[Task description]: Write out the entries below once more, exactly.

#####

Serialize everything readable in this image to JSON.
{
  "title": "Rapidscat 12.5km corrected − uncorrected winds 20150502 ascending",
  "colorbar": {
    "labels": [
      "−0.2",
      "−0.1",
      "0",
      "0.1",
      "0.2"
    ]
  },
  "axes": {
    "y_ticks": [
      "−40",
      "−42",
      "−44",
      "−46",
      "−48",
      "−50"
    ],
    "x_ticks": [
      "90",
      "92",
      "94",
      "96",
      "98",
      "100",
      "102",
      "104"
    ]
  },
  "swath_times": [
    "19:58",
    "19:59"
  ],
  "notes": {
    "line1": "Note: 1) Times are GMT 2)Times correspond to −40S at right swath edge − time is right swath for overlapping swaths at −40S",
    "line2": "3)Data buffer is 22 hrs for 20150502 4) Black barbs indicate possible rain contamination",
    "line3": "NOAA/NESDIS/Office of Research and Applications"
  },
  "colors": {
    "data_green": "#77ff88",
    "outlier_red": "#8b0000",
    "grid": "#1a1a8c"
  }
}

#####

[Final answer]:
Serialize everything readable in this image to JSON.
{
  "title": "Rapidscat 12.5km corrected − uncorrected winds 20150502 ascending",
  "colorbar": {
    "labels": [
      "−0.2",
      "−0.1",
      "0",
      "0.1",
      "0.2"
    ]
  },
  "axes": {
    "y_ticks": [
      "−40",
      "−42",
      "−44",
      "−46",
      "−48",
      "−50"
    ],
    "x_ticks": [
      "90",
      "92",
      "94",
      "96",
      "98",
      "100",
      "102",
      "104"
    ]
  },
  "swath_times": [
    "19:58",
    "19:59"
  ],
  "notes": {
    "line1": "Note: 1) Times are GMT 2)Times correspond to −40S at right swath edge − time is right swath for overlapping swaths at −40S",
    "line2": "3)Data buffer is 22 hrs for 20150502 4) Black barbs indicate possible rain contamination",
    "line3": "NOAA/NESDIS/Office of Research and Applications"
  },
  "colors": {
    "data_green": "#77ff88",
    "outlier_red": "#8b0000",
    "grid": "#1a1a8c"
  }
}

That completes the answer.